=== What is asked ===
Are you able to quote each entry exactly as written?

=== Record extracts ===
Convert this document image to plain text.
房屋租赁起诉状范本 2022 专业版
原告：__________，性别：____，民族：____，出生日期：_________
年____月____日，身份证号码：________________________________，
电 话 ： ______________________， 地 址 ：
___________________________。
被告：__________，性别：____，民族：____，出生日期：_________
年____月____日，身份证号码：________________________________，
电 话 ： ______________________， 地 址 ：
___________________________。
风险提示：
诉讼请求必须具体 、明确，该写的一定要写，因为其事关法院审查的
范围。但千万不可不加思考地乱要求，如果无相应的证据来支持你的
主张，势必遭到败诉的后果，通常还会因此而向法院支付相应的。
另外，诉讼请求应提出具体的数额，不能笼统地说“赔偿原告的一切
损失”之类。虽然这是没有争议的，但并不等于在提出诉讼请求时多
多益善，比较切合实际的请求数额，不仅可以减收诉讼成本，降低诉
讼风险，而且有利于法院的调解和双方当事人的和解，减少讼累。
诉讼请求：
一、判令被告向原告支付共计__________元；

=== Solution ===
Convert this document image to plain text.
房屋租赁起诉状范本 2022 专业版
原告：__________，性别：____，民族：____，出生日期：_________
年____月____日，身份证号码：________________________________，
电 话 ： ______________________， 地 址 ：
___________________________。
被告：__________，性别：____，民族：____，出生日期：_________
年____月____日，身份证号码：________________________________，
电 话 ： ______________________， 地 址 ：
___________________________。
风险提示：
诉讼请求必须具体 、明确，该写的一定要写，因为其事关法院审查的
范围。但千万不可不加思考地乱要求，如果无相应的证据来支持你的
主张，势必遭到败诉的后果，通常还会因此而向法院支付相应的。
另外，诉讼请求应提出具体的数额，不能笼统地说“赔偿原告的一切
损失”之类。虽然这是没有争议的，但并不等于在提出诉讼请求时多
多益善，比较切合实际的请求数额，不仅可以减收诉讼成本，降低诉
讼风险，而且有利于法院的调解和双方当事人的和解，减少讼累。
诉讼请求：
一、判令被告向原告支付共计__________元；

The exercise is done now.